**GOAL:** Pictures aside, quote the whole listing exactly.

**DATA EXTRACT:**
________________________________________

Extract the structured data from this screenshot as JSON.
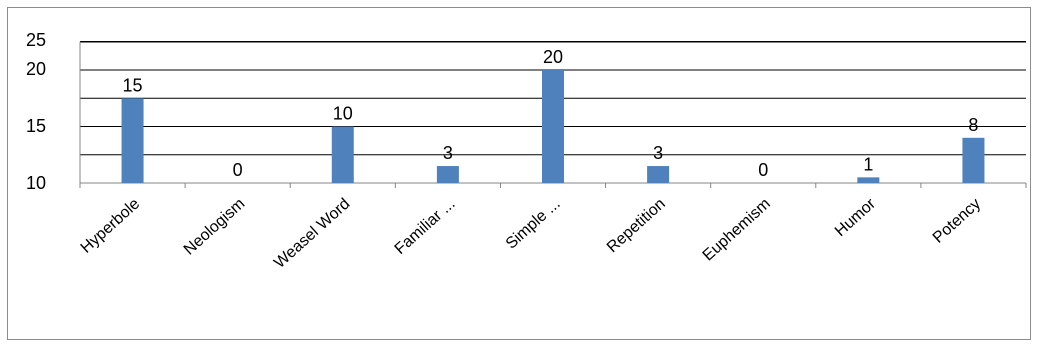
{
  "chart_data": {
    "type": "bar",
    "categories": [
      "Hyperbole",
      "Neologism",
      "Weasel Word",
      "Familiar ...",
      "Simple ...",
      "Repetition",
      "Euphemism",
      "Humor",
      "Potency"
    ],
    "values": [
      15,
      0,
      10,
      3,
      20,
      3,
      0,
      1,
      8
    ],
    "data_labels": [
      "15",
      "0",
      "10",
      "3",
      "20",
      "3",
      "0",
      "1",
      "8"
    ],
    "y_tick_labels": [
      "25",
      "20",
      "15",
      "10"
    ],
    "title": "",
    "xlabel": "",
    "ylabel": "",
    "ylim": [
      0,
      25
    ],
    "grid": true,
    "legend": "none",
    "bar_color": "#4f81bd",
    "gridline_color": "#000000"
  }
}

________________________________________

**WRITTEN SOLUTION:**
Extract the structured data from this screenshot as JSON.
{
  "chart_data": {
    "type": "bar",
    "categories": [
      "Hyperbole",
      "Neologism",
      "Weasel Word",
      "Familiar ...",
      "Simple ...",
      "Repetition",
      "Euphemism",
      "Humor",
      "Potency"
    ],
    "values": [
      15,
      0,
      10,
      3,
      20,
      3,
      0,
      1,
      8
    ],
    "data_labels": [
      "15",
      "0",
      "10",
      "3",
      "20",
      "3",
      "0",
      "1",
      "8"
    ],
    "y_tick_labels": [
      "25",
      "20",
      "15",
      "10"
    ],
    "title": "",
    "xlabel": "",
    "ylabel": "",
    "ylim": [
      0,
      25
    ],
    "grid": true,
    "legend": "none",
    "bar_color": "#4f81bd",
    "gridline_color": "#000000"
  }
}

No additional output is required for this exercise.